*Requirement*: Each line should be copied exactly.

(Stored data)
——

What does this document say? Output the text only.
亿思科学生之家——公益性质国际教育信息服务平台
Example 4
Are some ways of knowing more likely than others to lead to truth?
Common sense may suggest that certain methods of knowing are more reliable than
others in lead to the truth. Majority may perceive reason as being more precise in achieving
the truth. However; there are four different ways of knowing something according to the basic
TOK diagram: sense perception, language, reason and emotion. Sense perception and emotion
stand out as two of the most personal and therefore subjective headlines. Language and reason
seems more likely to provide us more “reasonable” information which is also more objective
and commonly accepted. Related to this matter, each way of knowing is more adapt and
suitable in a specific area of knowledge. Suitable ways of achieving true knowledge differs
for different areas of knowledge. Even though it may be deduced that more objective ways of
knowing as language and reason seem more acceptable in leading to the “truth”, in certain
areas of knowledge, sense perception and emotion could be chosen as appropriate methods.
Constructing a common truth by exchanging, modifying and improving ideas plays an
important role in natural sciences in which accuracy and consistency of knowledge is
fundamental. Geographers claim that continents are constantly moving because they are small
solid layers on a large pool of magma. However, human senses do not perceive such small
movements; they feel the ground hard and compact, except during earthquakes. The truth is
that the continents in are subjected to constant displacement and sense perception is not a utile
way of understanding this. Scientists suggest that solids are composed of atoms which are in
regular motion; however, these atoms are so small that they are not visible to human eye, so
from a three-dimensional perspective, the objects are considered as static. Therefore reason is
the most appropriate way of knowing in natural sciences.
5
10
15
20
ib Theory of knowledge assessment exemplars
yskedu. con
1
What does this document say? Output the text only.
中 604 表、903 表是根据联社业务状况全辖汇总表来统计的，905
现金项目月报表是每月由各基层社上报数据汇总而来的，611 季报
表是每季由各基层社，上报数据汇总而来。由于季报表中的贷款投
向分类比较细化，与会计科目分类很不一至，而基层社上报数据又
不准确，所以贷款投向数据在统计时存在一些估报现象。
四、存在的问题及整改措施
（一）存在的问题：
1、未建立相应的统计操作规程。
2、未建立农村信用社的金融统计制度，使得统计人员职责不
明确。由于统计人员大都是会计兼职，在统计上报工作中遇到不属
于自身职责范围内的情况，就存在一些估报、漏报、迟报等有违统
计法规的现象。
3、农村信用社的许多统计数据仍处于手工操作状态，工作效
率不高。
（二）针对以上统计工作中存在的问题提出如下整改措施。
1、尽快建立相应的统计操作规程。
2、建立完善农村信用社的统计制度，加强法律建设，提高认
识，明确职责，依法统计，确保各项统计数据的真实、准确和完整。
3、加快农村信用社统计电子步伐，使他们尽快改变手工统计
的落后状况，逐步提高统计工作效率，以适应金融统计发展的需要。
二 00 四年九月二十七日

——

*Final answer*:
What does this document say? Output the text only.
亿思科学生之家——公益性质国际教育信息服务平台
Example 4
Are some ways of knowing more likely than others to lead to truth?
Common sense may suggest that certain methods of knowing are more reliable than
others in lead to the truth. Majority may perceive reason as being more precise in achieving
the truth. However; there are four different ways of knowing something according to the basic
TOK diagram: sense perception, language, reason and emotion. Sense perception and emotion
stand out as two of the most personal and therefore subjective headlines. Language and reason
seems more likely to provide us more “reasonable” information which is also more objective
and commonly accepted. Related to this matter, each way of knowing is more adapt and
suitable in a specific area of knowledge. Suitable ways of achieving true knowledge differs
for different areas of knowledge. Even though it may be deduced that more objective ways of
knowing as language and reason seem more acceptable in leading to the “truth”, in certain
areas of knowledge, sense perception and emotion could be chosen as appropriate methods.
Constructing a common truth by exchanging, modifying and improving ideas plays an
important role in natural sciences in which accuracy and consistency of knowledge is
fundamental. Geographers claim that continents are constantly moving because they are small
solid layers on a large pool of magma. However, human senses do not perceive such small
movements; they feel the ground hard and compact, except during earthquakes. The truth is
that the continents in are subjected to constant displacement and sense perception is not a utile
way of understanding this. Scientists suggest that solids are composed of atoms which are in
regular motion; however, these atoms are so small that they are not visible to human eye, so
from a three-dimensional perspective, the objects are considered as static. Therefore reason is
the most appropriate way of knowing in natural sciences.
5
10
15
20
ib Theory of knowledge assessment exemplars
yskedu. con
1
What does this document say? Output the text only.
中 604 表、903 表是根据联社业务状况全辖汇总表来统计的，905
现金项目月报表是每月由各基层社上报数据汇总而来的，611 季报
表是每季由各基层社，上报数据汇总而来。由于季报表中的贷款投
向分类比较细化，与会计科目分类很不一至，而基层社上报数据又
不准确，所以贷款投向数据在统计时存在一些估报现象。
四、存在的问题及整改措施
（一）存在的问题：
1、未建立相应的统计操作规程。
2、未建立农村信用社的金融统计制度，使得统计人员职责不
明确。由于统计人员大都是会计兼职，在统计上报工作中遇到不属
于自身职责范围内的情况，就存在一些估报、漏报、迟报等有违统
计法规的现象。
3、农村信用社的许多统计数据仍处于手工操作状态，工作效
率不高。
（二）针对以上统计工作中存在的问题提出如下整改措施。
1、尽快建立相应的统计操作规程。
2、建立完善农村信用社的统计制度，加强法律建设，提高认
识，明确职责，依法统计，确保各项统计数据的真实、准确和完整。
3、加快农村信用社统计电子步伐，使他们尽快改变手工统计
的落后状况，逐步提高统计工作效率，以适应金融统计发展的需要。
二 00 四年九月二十七日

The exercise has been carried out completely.